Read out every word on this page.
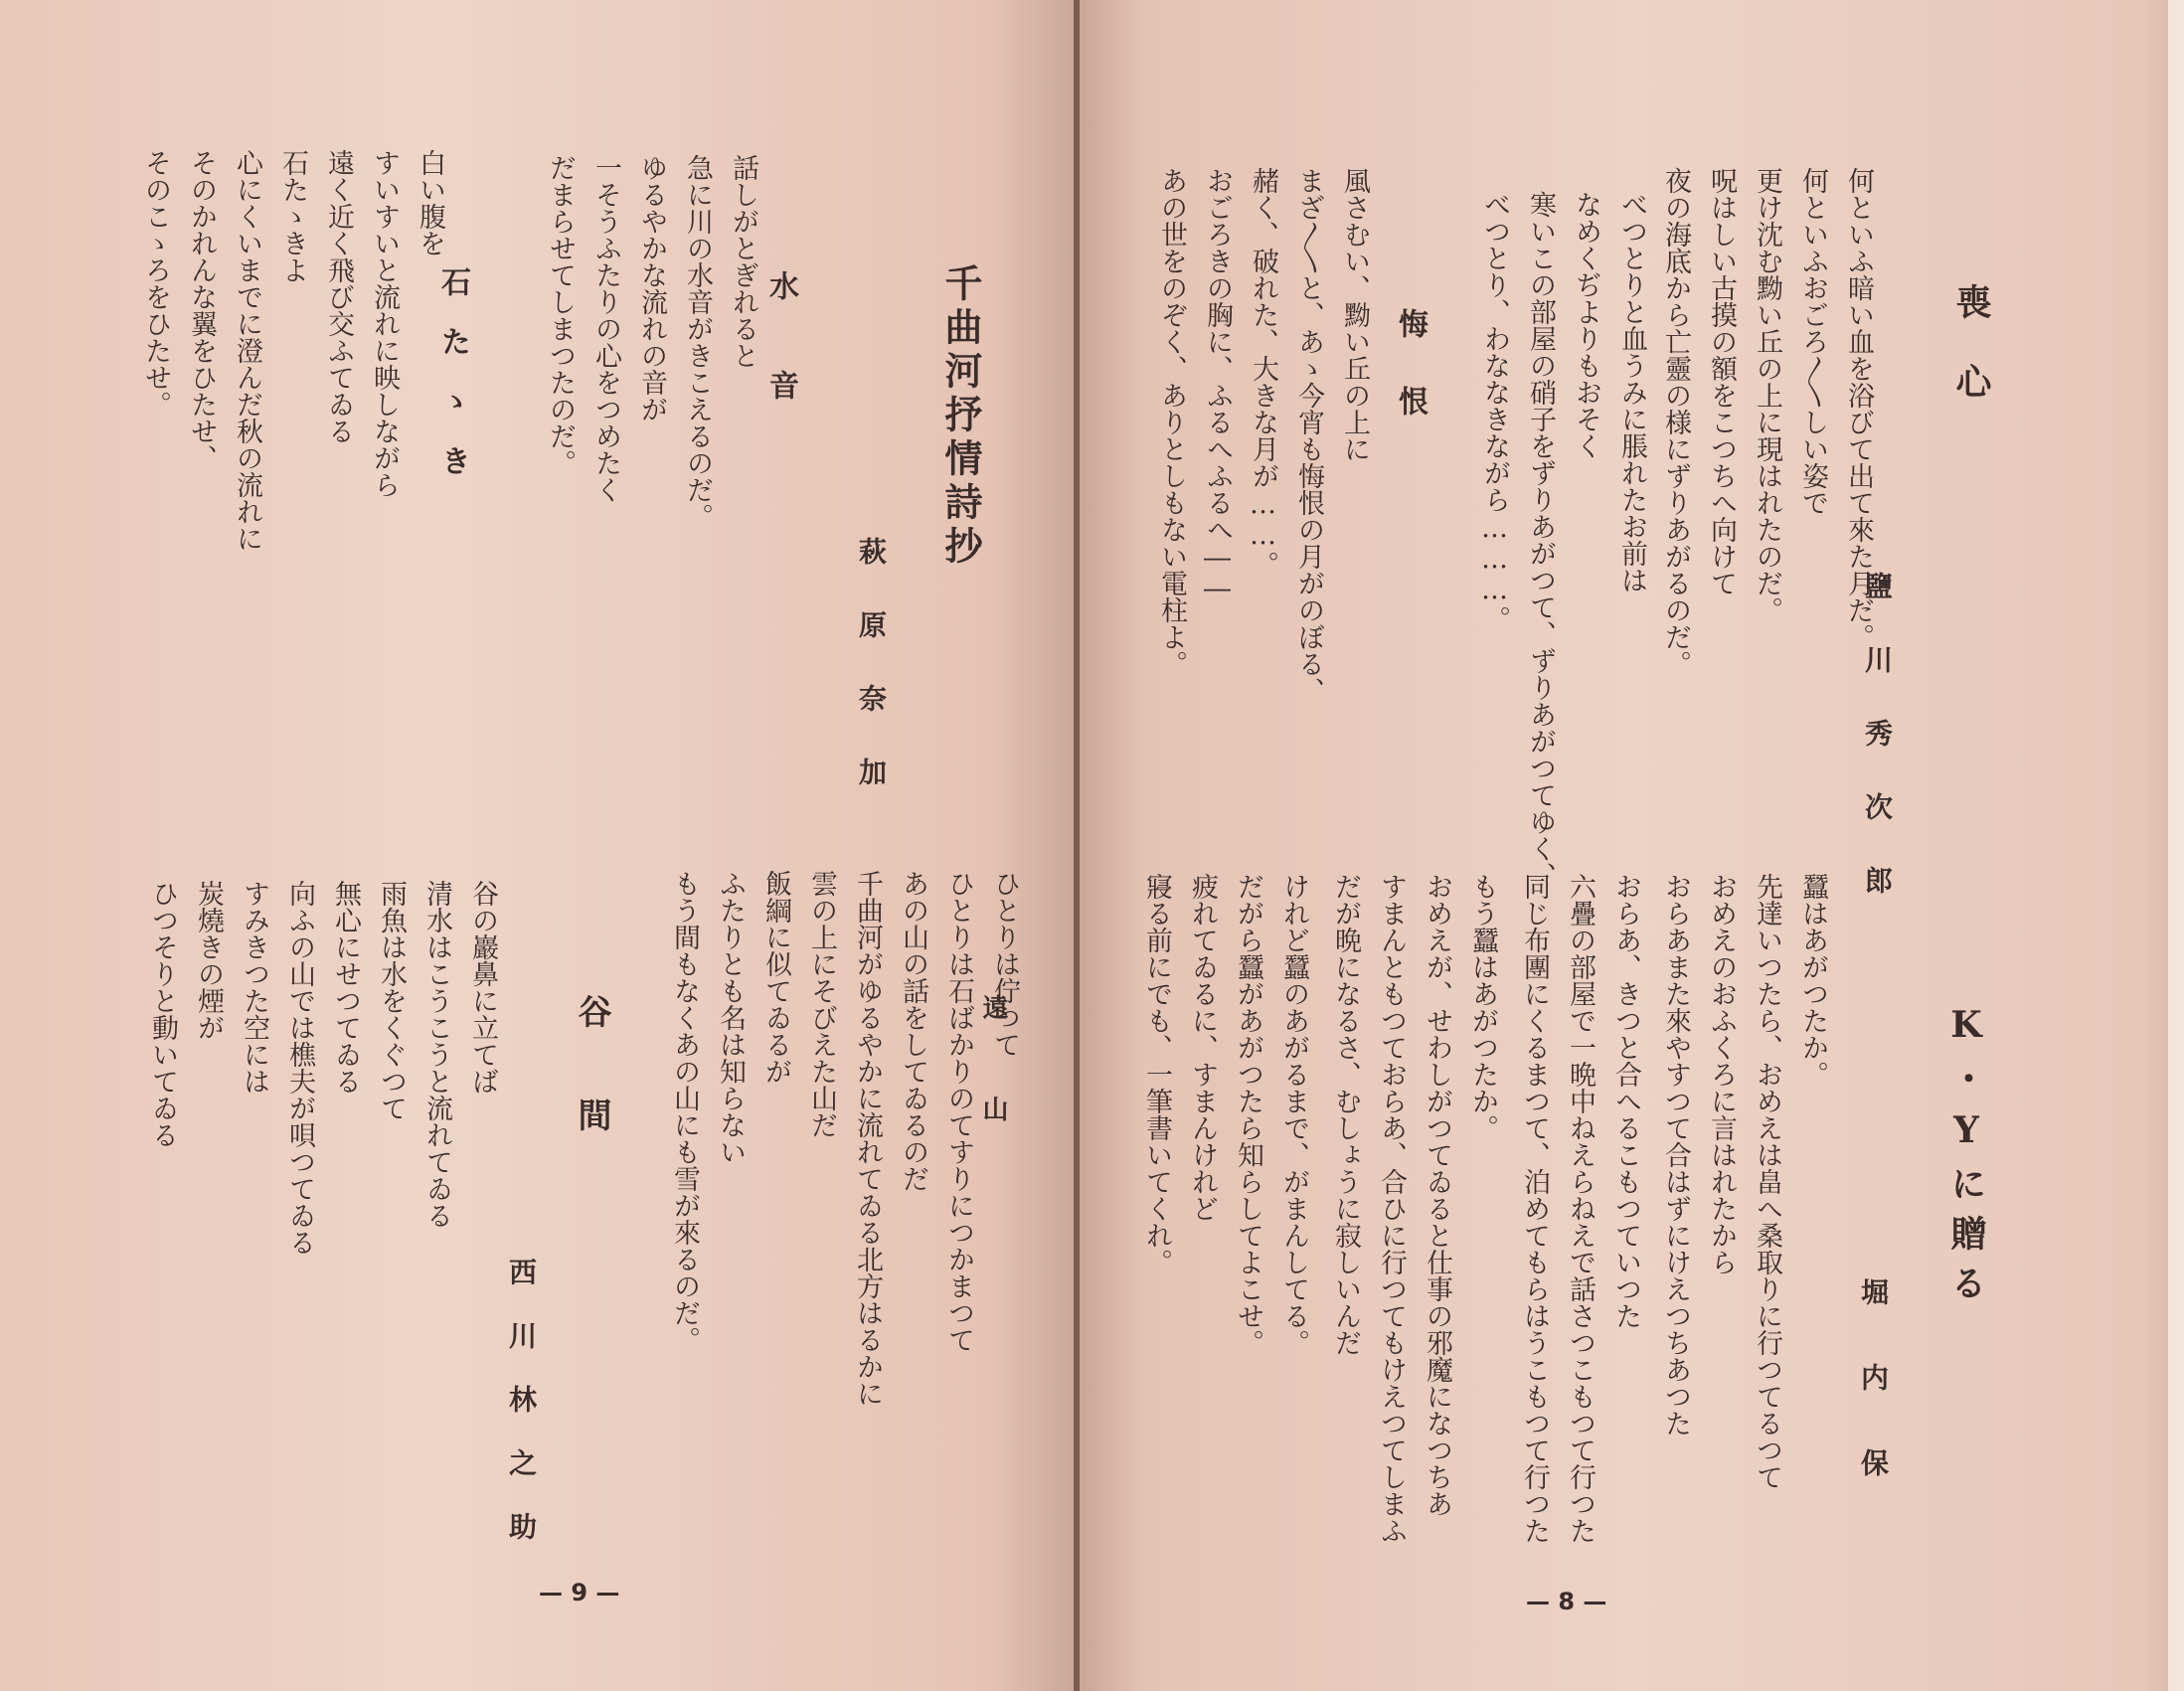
喪心
鹽川秀次郎
何といふ暗い血を浴びて出て來た月だ。
何といふおごろ〳〵しい姿で
更け沈む黝い丘の上に現はれたのだ。
呪はしい古摸の額をこつちへ向けて
夜の海底から亡靈の様にずりあがるのだ。
べつとりと血うみに脹れたお前は
なめくぢよりもおそく
寒いこの部屋の硝子をずりあがつて、ずりあがつてゆく、
べつとり、わななきながら………。
悔恨
風さむい、黝い丘の上に
まざ〳〵と、あゝ今宵も悔恨の月がのぼる、
赭く、破れた、大きな月が……。
おごろきの胸に、ふるへふるへ――
あの世をのぞく、ありとしもない電柱よ。
K・Yに贈る
堀内保
蠶はあがつたか。
先達いつたら、おめえは畠へ桑取りに行つてるつて
おめえのおふくろに言はれたから
おらあまた來やすつて合はずにけえつちあつた
おらあ、きつと合へるこもつていつた
六疊の部屋で一晩中ねえらねえで話さつこもつて行つた
同じ布團にくるまつて、泊めてもらはうこもつて行つた
もう蠶はあがつたか。
おめえが、せわしがつてゐると仕事の邪魔になつちあ
すまんともつておらあ、合ひに行つてもけえつてしまふ
だが晩になるさ、むしょうに寂しいんだ
けれど蠶のあがるまで、がまんしてる。
だがら蠶があがつたら知らしてよこせ。
疲れてゐるに、すまんけれど
寢る前にでも、一筆書いてくれ。
— 8 —
千曲河抒情詩抄
萩原奈加
水音
話しがとぎれると
急に川の水音がきこえるのだ。
ゆるやかな流れの音が
一そうふたりの心をつめたく
だまらせてしまつたのだ。
石たゝき
白い腹を
すいすいと流れに映しながら
遠く近く飛び交ふてゐる
石たゝきよ
心にくいまでに澄んだ秋の流れに
そのかれんな翼をひたせ、
そのこゝろをひたせ。
遠山
ひとりは佇つて
ひとりは石ばかりのてすりにつかまつて
あの山の話をしてゐるのだ
千曲河がゆるやかに流れてゐる北方はるかに
雲の上にそびえた山だ
飯綱に似てゐるが
ふたりとも名は知らない
もう間もなくあの山にも雪が來るのだ。
谷間
西川林之助
谷の巖鼻に立てば
清水はこうこうと流れてゐる
雨魚は水をくぐつて
無心にせつてゐる
向ふの山では樵夫が唄つてゐる
すみきつた空には
炭燒きの煙が
ひつそりと動いてゐる
— 9 —
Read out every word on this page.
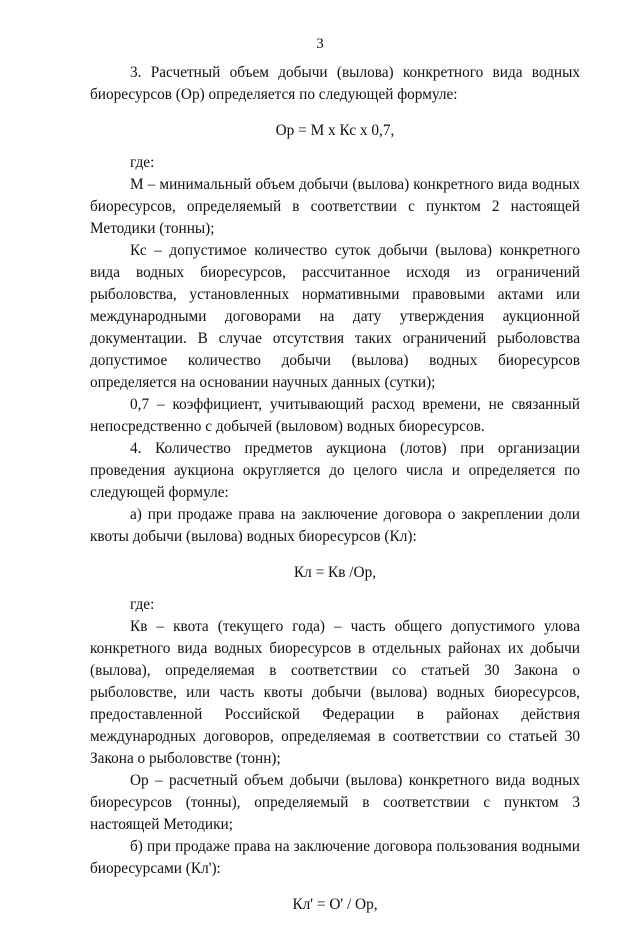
3

3. Расчетный объем добычи (вылова) конкретного вида водных биоресурсов (Ор) определяется по следующей формуле:

Ор = М х Кс х 0,7,

где:

М – минимальный объем добычи (вылова) конкретного вида водных биоресурсов, определяемый в соответствии с пунктом 2 настоящей Методики (тонны);

Кс – допустимое количество суток добычи (вылова) конкретного вида водных биоресурсов, рассчитанное исходя из ограничений рыболовства, установленных нормативными правовыми актами или международными договорами на дату утверждения аукционной документации. В случае отсутствия таких ограничений рыболовства допустимое количество добычи (вылова) водных биоресурсов определяется на основании научных данных (сутки);

0,7 – коэффициент, учитывающий расход времени, не связанный непосредственно с добычей (выловом) водных биоресурсов.

4. Количество предметов аукциона (лотов) при организации проведения аукциона округляется до целого числа и определяется по следующей формуле:

а) при продаже права на заключение договора о закреплении доли квоты добычи (вылова) водных биоресурсов (Кл):

Кл = Кв /Ор,

где:

Кв – квота (текущего года) – часть общего допустимого улова конкретного вида водных биоресурсов в отдельных районах их добычи (вылова), определяемая в соответствии со статьей 30 Закона о рыболовстве, или часть квоты добычи (вылова) водных биоресурсов, предоставленной Российской Федерации в районах действия международных договоров, определяемая в соответствии со статьей 30 Закона о рыболовстве (тонн);

Ор – расчетный объем добычи (вылова) конкретного вида водных биоресурсов (тонны), определяемый в соответствии с пунктом 3 настоящей Методики;

б) при продаже права на заключение договора пользования водными биоресурсами (Кл'):

Кл' = О' / Ор,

----------

## WHAT IS ASKED
Quote each line of the listing exactly, but leave the pictures out.

## ANSWER TO THIS TASK
Read out every word on this page.
喪心
鹽川秀次郎
何といふ暗い血を浴びて出て來た月だ。
何といふおごろ〳〵しい姿で
更け沈む黝い丘の上に現はれたのだ。
呪はしい古摸の額をこつちへ向けて
夜の海底から亡靈の様にずりあがるのだ。
べつとりと血うみに脹れたお前は
なめくぢよりもおそく
寒いこの部屋の硝子をずりあがつて、ずりあがつてゆく、
べつとり、わななきながら………。
悔恨
風さむい、黝い丘の上に
まざ〳〵と、あゝ今宵も悔恨の月がのぼる、
赭く、破れた、大きな月が……。
おごろきの胸に、ふるへふるへ――
あの世をのぞく、ありとしもない電柱よ。
K・Yに贈る
堀内保
蠶はあがつたか。
先達いつたら、おめえは畠へ桑取りに行つてるつて
おめえのおふくろに言はれたから
おらあまた來やすつて合はずにけえつちあつた
おらあ、きつと合へるこもつていつた
六疊の部屋で一晩中ねえらねえで話さつこもつて行つた
同じ布團にくるまつて、泊めてもらはうこもつて行つた
もう蠶はあがつたか。
おめえが、せわしがつてゐると仕事の邪魔になつちあ
すまんともつておらあ、合ひに行つてもけえつてしまふ
だが晩になるさ、むしょうに寂しいんだ
けれど蠶のあがるまで、がまんしてる。
だがら蠶があがつたら知らしてよこせ。
疲れてゐるに、すまんけれど
寢る前にでも、一筆書いてくれ。
— 8 —
千曲河抒情詩抄
萩原奈加
水音
話しがとぎれると
急に川の水音がきこえるのだ。
ゆるやかな流れの音が
一そうふたりの心をつめたく
だまらせてしまつたのだ。
石たゝき
白い腹を
すいすいと流れに映しながら
遠く近く飛び交ふてゐる
石たゝきよ
心にくいまでに澄んだ秋の流れに
そのかれんな翼をひたせ、
そのこゝろをひたせ。
遠山
ひとりは佇つて
ひとりは石ばかりのてすりにつかまつて
あの山の話をしてゐるのだ
千曲河がゆるやかに流れてゐる北方はるかに
雲の上にそびえた山だ
飯綱に似てゐるが
ふたりとも名は知らない
もう間もなくあの山にも雪が來るのだ。
谷間
西川林之助
谷の巖鼻に立てば
清水はこうこうと流れてゐる
雨魚は水をくぐつて
無心にせつてゐる
向ふの山では樵夫が唄つてゐる
すみきつた空には
炭燒きの煙が
ひつそりと動いてゐる
— 9 —
Read out every word on this page.
3

3. Расчетный объем добычи (вылова) конкретного вида водных биоресурсов (Ор) определяется по следующей формуле:

Ор = М х Кс х 0,7,

где:

М – минимальный объем добычи (вылова) конкретного вида водных биоресурсов, определяемый в соответствии с пунктом 2 настоящей Методики (тонны);

Кс – допустимое количество суток добычи (вылова) конкретного вида водных биоресурсов, рассчитанное исходя из ограничений рыболовства, установленных нормативными правовыми актами или международными договорами на дату утверждения аукционной документации. В случае отсутствия таких ограничений рыболовства допустимое количество добычи (вылова) водных биоресурсов определяется на основании научных данных (сутки);

0,7 – коэффициент, учитывающий расход времени, не связанный непосредственно с добычей (выловом) водных биоресурсов.

4. Количество предметов аукциона (лотов) при организации проведения аукциона округляется до целого числа и определяется по следующей формуле:

а) при продаже права на заключение договора о закреплении доли квоты добычи (вылова) водных биоресурсов (Кл):

Кл = Кв /Ор,

где:

Кв – квота (текущего года) – часть общего допустимого улова конкретного вида водных биоресурсов в отдельных районах их добычи (вылова), определяемая в соответствии со статьей 30 Закона о рыболовстве, или часть квоты добычи (вылова) водных биоресурсов, предоставленной Российской Федерации в районах действия международных договоров, определяемая в соответствии со статьей 30 Закона о рыболовстве (тонн);

Ор – расчетный объем добычи (вылова) конкретного вида водных биоресурсов (тонны), определяемый в соответствии с пунктом 3 настоящей Методики;

б) при продаже права на заключение договора пользования водными биоресурсами (Кл'):

Кл' = О' / Ор,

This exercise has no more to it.